(RECORDS SHOWN):

-*-

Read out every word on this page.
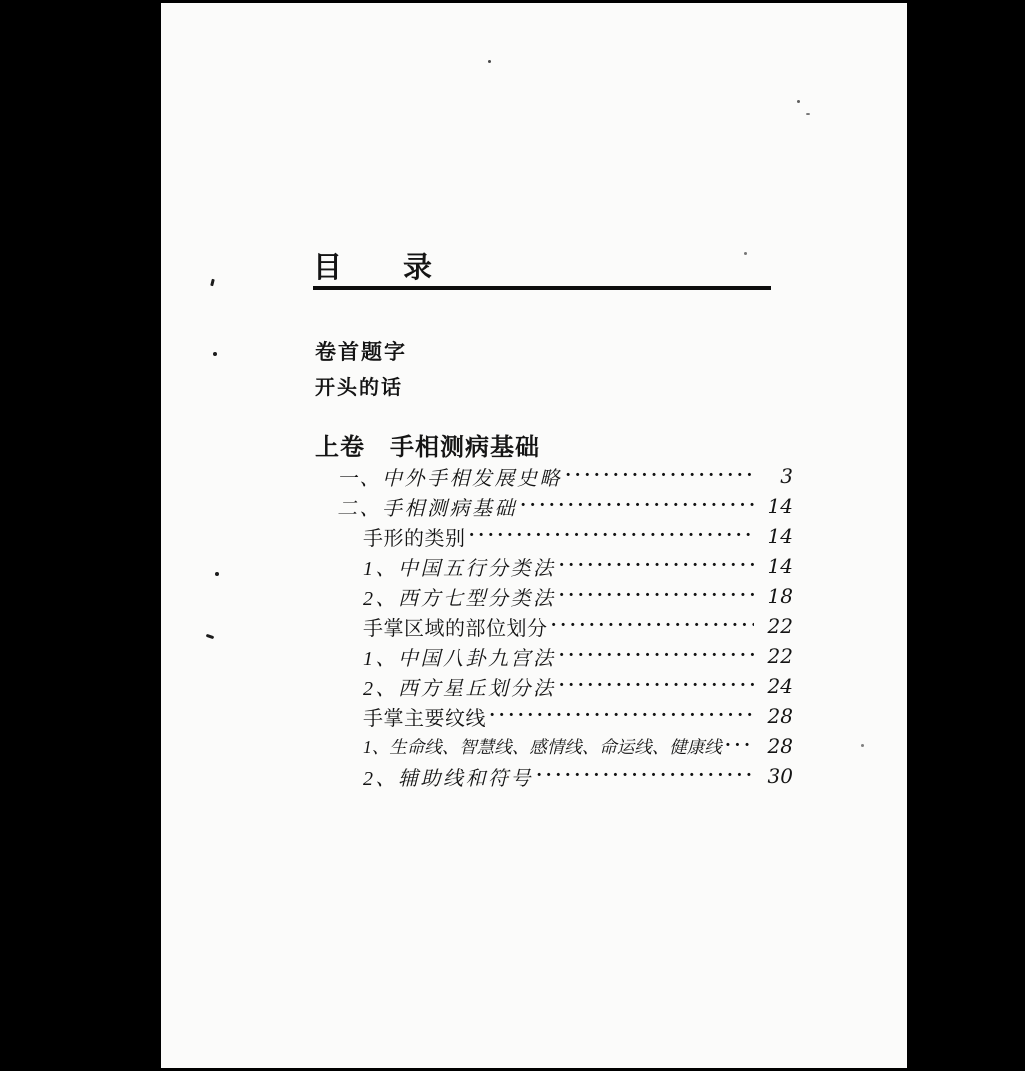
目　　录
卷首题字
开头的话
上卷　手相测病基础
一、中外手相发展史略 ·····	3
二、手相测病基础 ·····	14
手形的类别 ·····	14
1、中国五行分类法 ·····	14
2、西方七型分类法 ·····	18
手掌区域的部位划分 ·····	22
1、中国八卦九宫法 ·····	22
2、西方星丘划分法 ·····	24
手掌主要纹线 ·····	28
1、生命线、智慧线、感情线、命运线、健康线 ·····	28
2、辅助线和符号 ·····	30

-*-

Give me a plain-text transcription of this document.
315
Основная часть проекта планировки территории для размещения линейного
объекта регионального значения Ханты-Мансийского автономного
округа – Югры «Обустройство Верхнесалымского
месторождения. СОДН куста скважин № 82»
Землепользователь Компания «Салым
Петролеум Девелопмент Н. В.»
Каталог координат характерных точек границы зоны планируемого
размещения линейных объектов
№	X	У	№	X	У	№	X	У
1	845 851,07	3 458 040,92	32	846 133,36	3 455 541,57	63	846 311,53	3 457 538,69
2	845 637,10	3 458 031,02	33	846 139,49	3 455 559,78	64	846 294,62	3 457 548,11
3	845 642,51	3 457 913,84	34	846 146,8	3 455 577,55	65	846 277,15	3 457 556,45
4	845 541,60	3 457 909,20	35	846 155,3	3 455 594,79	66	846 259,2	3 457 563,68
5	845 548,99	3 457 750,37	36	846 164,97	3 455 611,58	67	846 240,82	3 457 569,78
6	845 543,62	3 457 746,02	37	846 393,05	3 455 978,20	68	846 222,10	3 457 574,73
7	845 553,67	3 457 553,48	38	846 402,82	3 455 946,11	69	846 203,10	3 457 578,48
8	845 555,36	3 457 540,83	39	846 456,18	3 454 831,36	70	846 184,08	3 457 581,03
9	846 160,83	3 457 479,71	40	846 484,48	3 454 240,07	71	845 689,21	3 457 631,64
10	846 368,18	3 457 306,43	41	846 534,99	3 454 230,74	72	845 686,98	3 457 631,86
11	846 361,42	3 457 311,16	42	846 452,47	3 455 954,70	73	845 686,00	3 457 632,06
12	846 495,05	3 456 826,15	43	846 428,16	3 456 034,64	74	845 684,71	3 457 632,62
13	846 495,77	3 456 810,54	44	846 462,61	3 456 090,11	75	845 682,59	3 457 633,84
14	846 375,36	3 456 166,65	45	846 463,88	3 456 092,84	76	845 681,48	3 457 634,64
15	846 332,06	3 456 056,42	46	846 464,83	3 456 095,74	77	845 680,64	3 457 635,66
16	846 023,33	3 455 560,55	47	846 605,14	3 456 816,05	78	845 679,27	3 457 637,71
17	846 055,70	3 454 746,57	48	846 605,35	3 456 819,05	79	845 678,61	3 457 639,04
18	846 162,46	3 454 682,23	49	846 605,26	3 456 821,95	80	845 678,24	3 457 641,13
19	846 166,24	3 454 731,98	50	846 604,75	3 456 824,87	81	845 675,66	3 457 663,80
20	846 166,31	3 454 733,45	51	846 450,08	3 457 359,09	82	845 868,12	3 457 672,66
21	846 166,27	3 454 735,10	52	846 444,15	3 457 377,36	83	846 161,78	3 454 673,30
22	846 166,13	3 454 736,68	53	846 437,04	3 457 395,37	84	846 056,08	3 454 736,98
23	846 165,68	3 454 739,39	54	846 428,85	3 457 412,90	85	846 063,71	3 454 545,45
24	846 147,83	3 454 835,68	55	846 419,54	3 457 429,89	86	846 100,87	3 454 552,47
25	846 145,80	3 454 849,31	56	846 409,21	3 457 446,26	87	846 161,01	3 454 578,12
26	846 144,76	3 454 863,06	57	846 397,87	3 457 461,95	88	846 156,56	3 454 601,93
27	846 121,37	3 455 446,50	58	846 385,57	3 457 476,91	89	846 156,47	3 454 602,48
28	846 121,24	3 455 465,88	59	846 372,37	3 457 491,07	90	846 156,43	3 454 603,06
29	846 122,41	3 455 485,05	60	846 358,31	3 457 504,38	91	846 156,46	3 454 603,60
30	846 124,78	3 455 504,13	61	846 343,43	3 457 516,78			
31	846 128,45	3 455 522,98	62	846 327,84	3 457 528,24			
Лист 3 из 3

-*-

(STATED GOAL): Using the records given above, list every line that includes the word "размещения".

(REPLY):
Основная часть проекта планировки территории для размещения линейного
размещения линейных объектов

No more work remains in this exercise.